-- START Data supplied --

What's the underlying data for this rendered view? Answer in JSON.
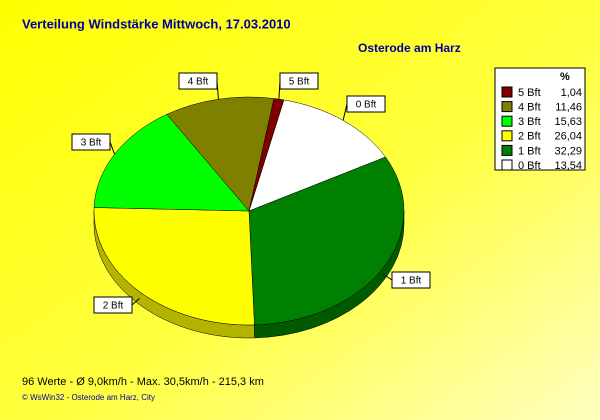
{
  "chart_data": {
    "type": "pie",
    "title": "Verteilung Windstärke  Mittwoch, 17.03.2010",
    "subtitle": "Osterode am Harz",
    "legend_title": "%",
    "categories": [
      "0 Bft",
      "1 Bft",
      "2 Bft",
      "3 Bft",
      "4 Bft",
      "5 Bft"
    ],
    "values": [
      13.54,
      32.29,
      26.04,
      15.63,
      11.46,
      1.04
    ],
    "value_labels": [
      "13,54",
      "32,29",
      "26,04",
      "15,63",
      "11,46",
      "1,04"
    ],
    "colors": [
      "#ffffff",
      "#008000",
      "#ffff00",
      "#00ff00",
      "#808000",
      "#800000"
    ],
    "footer": "96 Werte   -   Ø 9,0km/h  -  Max. 30,5km/h   -   215,3 km",
    "credit": "© WsWin32  -  Osterode am Harz, City"
  }
}
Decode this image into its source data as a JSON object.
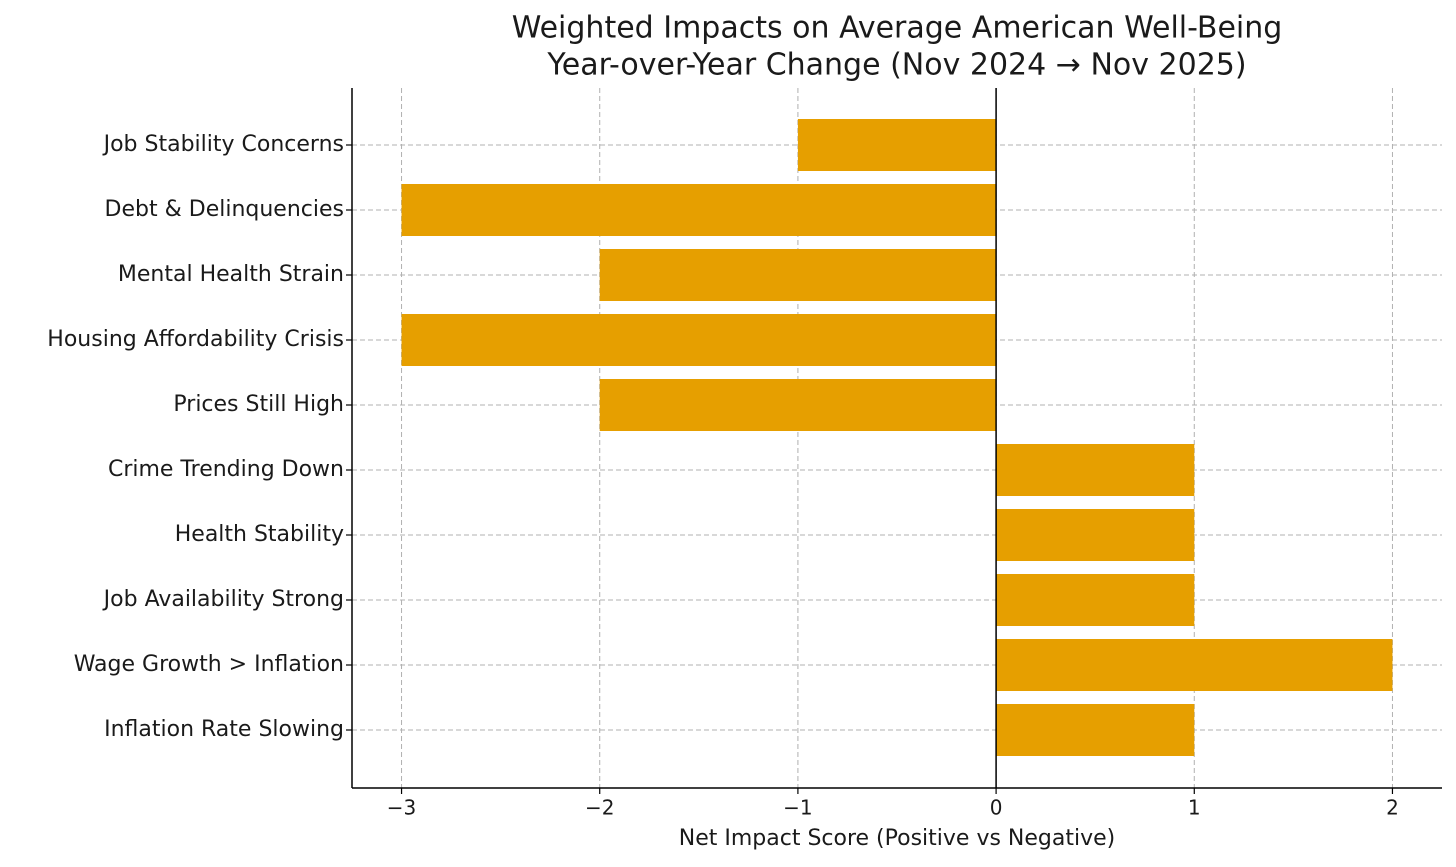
{
  "chart_data": {
    "type": "barh",
    "title": "Weighted Impacts on Average American Well-Being",
    "subtitle": "Year-over-Year Change (Nov 2024 → Nov 2025)",
    "xlabel": "Net Impact Score (Positive vs Negative)",
    "categories": [
      "Job Stability Concerns",
      "Debt & Delinquencies",
      "Mental Health Strain",
      "Housing Affordability Crisis",
      "Prices Still High",
      "Crime Trending Down",
      "Health Stability",
      "Job Availability Strong",
      "Wage Growth > Inflation",
      "Inflation Rate Slowing"
    ],
    "values": [
      -1,
      -3,
      -2,
      -3,
      -2,
      1,
      1,
      1,
      2,
      1
    ],
    "color": "#e69f00",
    "xlim": [
      -3.25,
      2.25
    ],
    "xticks": [
      {
        "value": -3,
        "label": "−3"
      },
      {
        "value": -2,
        "label": "−2"
      },
      {
        "value": -1,
        "label": "−1"
      },
      0,
      1,
      2
    ],
    "grid": true
  }
}
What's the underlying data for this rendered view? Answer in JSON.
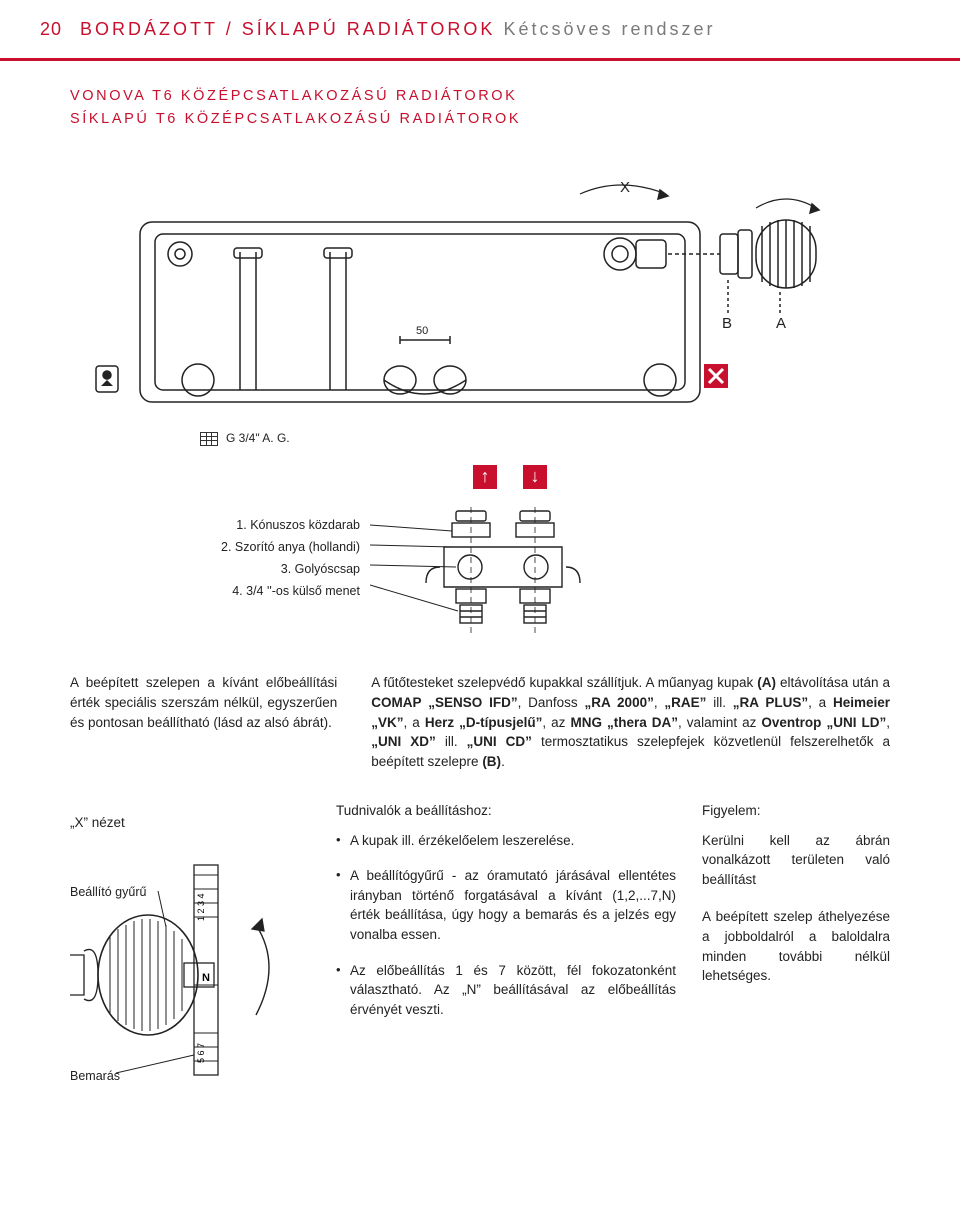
{
  "page_number": "20",
  "header": {
    "red_part": "BORDÁZOTT / SÍKLAPÚ RADIÁTOROK",
    "gray_part": "Kétcsöves rendszer"
  },
  "subheads": {
    "line1": "VONOVA T6 KÖZÉPCSATLAKOZÁSÚ RADIÁTOROK",
    "line2": "SÍKLAPÚ T6 KÖZÉPCSATLAKOZÁSÚ RADIÁTOROK"
  },
  "diagram": {
    "labels": {
      "X": "X",
      "A": "A",
      "B": "B",
      "dim50": "50"
    },
    "thread_label": "G 3/4\" A. G.",
    "colors": {
      "stroke": "#222222",
      "accent": "#c8102e",
      "X_box_bg": "#c8102e",
      "X_box_fg": "#ffffff",
      "white_chip_bg": "#ffffff"
    }
  },
  "legend": {
    "item1": "1. Kónuszos közdarab",
    "item2": "2. Szorító anya (hollandi)",
    "item3": "3. Golyóscsap",
    "item4": "4. 3/4 ''-os külső menet"
  },
  "para_left": "A beépített szelepen a kívánt előbeállítási érték speciális szerszám nélkül, egyszerűen és pontosan beállítható (lásd az alsó ábrát).",
  "para_right": "A fűtőtesteket szelepvédő kupakkal szállítjuk. A műanyag kupak (A) eltávolítása után a COMAP „SENSO IFD”, Danfoss „RA 2000”, „RAE” ill. „RA PLUS”, a Heimeier „VK”, a Herz „D-típusjelű”, az MNG „thera DA”, valamint az Oventrop „UNI LD”, „UNI XD” ill. „UNI CD” termosztatikus szelepfejek közvetlenül felszerelhetők a beépített szelepre (B).",
  "xnezet": {
    "title": "„X” nézet",
    "ring_label": "Beállító gyűrű",
    "notch_label": "Bemarás",
    "scale_top": "1 2 3 4",
    "scale_mid": "N",
    "scale_bot": "5 6 7"
  },
  "tudnivalok": {
    "title": "Tudnivalók a beállításhoz:",
    "b1": "A kupak ill. érzékelőelem leszerelése.",
    "b2": "A beállítógyűrű - az óramutató járásával ellentétes irányban történő forgatásával a kívánt (1,2,...7,N) érték beállítása, úgy hogy a bemarás és a jelzés egy vonalba essen.",
    "b3": "Az előbeállítás 1 és 7 között, fél fokozatonként választható. Az „N” beállításával az előbeállítás érvényét veszti."
  },
  "figyelem": {
    "title": "Figyelem:",
    "p1": "Kerülni kell az ábrán vonalkázott területen való beállítást",
    "p2": "A beépített szelep áthelyezése a jobboldalról a baloldalra minden további nélkül lehetséges."
  }
}
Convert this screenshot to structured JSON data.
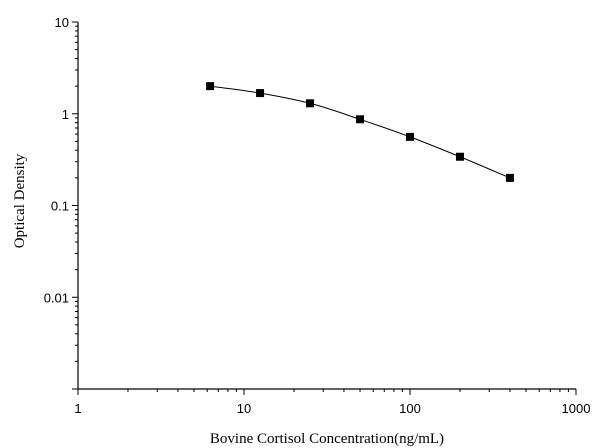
{
  "chart_data": {
    "type": "scatter",
    "title": "",
    "xlabel": "Bovine Cortisol Concentration(ng/mL)",
    "ylabel": "Optical Density",
    "x_scale": "log",
    "y_scale": "log",
    "xlim": [
      1,
      1000
    ],
    "ylim": [
      0.001,
      10
    ],
    "x_ticks": [
      1,
      10,
      100,
      1000
    ],
    "x_tick_labels": [
      "1",
      "10",
      "100",
      "1000"
    ],
    "y_ticks": [
      0.01,
      0.1,
      1,
      10
    ],
    "y_tick_labels": [
      "0.01",
      "0.1",
      "1",
      "10"
    ],
    "grid": false,
    "legend": "none",
    "colors": {
      "marker": "#000000",
      "line": "#000000"
    },
    "series": [
      {
        "x": [
          6.25,
          12.5,
          25,
          50,
          100,
          200,
          400
        ],
        "y": [
          2.0,
          1.68,
          1.3,
          0.87,
          0.56,
          0.34,
          0.2
        ]
      }
    ]
  }
}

-- END Data supplied --

Prompt: Reproduce each line of the records exactly, and omit every picture.

In response:
What's the underlying data for this rendered view? Answer in JSON.
{
  "chart_data": {
    "type": "pie",
    "title": "Verteilung Windstärke  Mittwoch, 17.03.2010",
    "subtitle": "Osterode am Harz",
    "legend_title": "%",
    "categories": [
      "0 Bft",
      "1 Bft",
      "2 Bft",
      "3 Bft",
      "4 Bft",
      "5 Bft"
    ],
    "values": [
      13.54,
      32.29,
      26.04,
      15.63,
      11.46,
      1.04
    ],
    "value_labels": [
      "13,54",
      "32,29",
      "26,04",
      "15,63",
      "11,46",
      "1,04"
    ],
    "colors": [
      "#ffffff",
      "#008000",
      "#ffff00",
      "#00ff00",
      "#808000",
      "#800000"
    ],
    "footer": "96 Werte   -   Ø 9,0km/h  -  Max. 30,5km/h   -   215,3 km",
    "credit": "© WsWin32  -  Osterode am Harz, City"
  }
}
Decode this image into its source data as a JSON object.
{
  "chart_data": {
    "type": "barh",
    "title": "Weighted Impacts on Average American Well-Being",
    "subtitle": "Year-over-Year Change (Nov 2024 → Nov 2025)",
    "xlabel": "Net Impact Score (Positive vs Negative)",
    "categories": [
      "Job Stability Concerns",
      "Debt & Delinquencies",
      "Mental Health Strain",
      "Housing Affordability Crisis",
      "Prices Still High",
      "Crime Trending Down",
      "Health Stability",
      "Job Availability Strong",
      "Wage Growth > Inflation",
      "Inflation Rate Slowing"
    ],
    "values": [
      -1,
      -3,
      -2,
      -3,
      -2,
      1,
      1,
      1,
      2,
      1
    ],
    "color": "#e69f00",
    "xlim": [
      -3.25,
      2.25
    ],
    "xticks": [
      {
        "value": -3,
        "label": "−3"
      },
      {
        "value": -2,
        "label": "−2"
      },
      {
        "value": -1,
        "label": "−1"
      },
      0,
      1,
      2
    ],
    "grid": true
  }
}
What's the underlying data for this rendered view? Answer in JSON.
{
  "page_number": "20",
  "header": {
    "red_part": "BORDÁZOTT / SÍKLAPÚ RADIÁTOROK",
    "gray_part": "Kétcsöves rendszer"
  },
  "subheads": {
    "line1": "VONOVA T6 KÖZÉPCSATLAKOZÁSÚ RADIÁTOROK",
    "line2": "SÍKLAPÚ T6 KÖZÉPCSATLAKOZÁSÚ RADIÁTOROK"
  },
  "diagram": {
    "labels": {
      "X": "X",
      "A": "A",
      "B": "B",
      "dim50": "50"
    },
    "thread_label": "G 3/4\" A. G.",
    "colors": {
      "stroke": "#222222",
      "accent": "#c8102e",
      "X_box_bg": "#c8102e",
      "X_box_fg": "#ffffff",
      "white_chip_bg": "#ffffff"
    }
  },
  "legend": {
    "item1": "1. Kónuszos közdarab",
    "item2": "2. Szorító anya (hollandi)",
    "item3": "3. Golyóscsap",
    "item4": "4. 3/4 ''-os külső menet"
  },
  "para_left": "A beépített szelepen a kívánt előbeállítási érték speciális szerszám nélkül, egyszerűen és pontosan beállítható (lásd az alsó ábrát).",
  "para_right": "A fűtőtesteket szelepvédő kupakkal szállítjuk. A műanyag kupak (A) eltávolítása után a COMAP „SENSO IFD”, Danfoss „RA 2000”, „RAE” ill. „RA PLUS”, a Heimeier „VK”, a Herz „D-típusjelű”, az MNG „thera DA”, valamint az Oventrop „UNI LD”, „UNI XD” ill. „UNI CD” termosztatikus szelepfejek közvetlenül felszerelhetők a beépített szelepre (B).",
  "xnezet": {
    "title": "„X” nézet",
    "ring_label": "Beállító gyűrű",
    "notch_label": "Bemarás",
    "scale_top": "1 2 3 4",
    "scale_mid": "N",
    "scale_bot": "5 6 7"
  },
  "tudnivalok": {
    "title": "Tudnivalók a beállításhoz:",
    "b1": "A kupak ill. érzékelőelem leszerelése.",
    "b2": "A beállítógyűrű - az óramutató járásával ellentétes irányban történő forgatásával a kívánt (1,2,...7,N) érték beállítása, úgy hogy a bemarás és a jelzés egy vonalba essen.",
    "b3": "Az előbeállítás 1 és 7 között, fél fokozatonként választható. Az „N” beállításával az előbeállítás érvényét veszti."
  },
  "figyelem": {
    "title": "Figyelem:",
    "p1": "Kerülni kell az ábrán vonalkázott területen való beállítást",
    "p2": "A beépített szelep áthelyezése a jobboldalról a baloldalra minden további nélkül lehetséges."
  }
}
Convert this screenshot to structured JSON data.
{
  "chart_data": {
    "type": "scatter",
    "title": "",
    "xlabel": "Bovine Cortisol Concentration(ng/mL)",
    "ylabel": "Optical Density",
    "x_scale": "log",
    "y_scale": "log",
    "xlim": [
      1,
      1000
    ],
    "ylim": [
      0.001,
      10
    ],
    "x_ticks": [
      1,
      10,
      100,
      1000
    ],
    "x_tick_labels": [
      "1",
      "10",
      "100",
      "1000"
    ],
    "y_ticks": [
      0.01,
      0.1,
      1,
      10
    ],
    "y_tick_labels": [
      "0.01",
      "0.1",
      "1",
      "10"
    ],
    "grid": false,
    "legend": "none",
    "colors": {
      "marker": "#000000",
      "line": "#000000"
    },
    "series": [
      {
        "x": [
          6.25,
          12.5,
          25,
          50,
          100,
          200,
          400
        ],
        "y": [
          2.0,
          1.68,
          1.3,
          0.87,
          0.56,
          0.34,
          0.2
        ]
      }
    ]
  }
}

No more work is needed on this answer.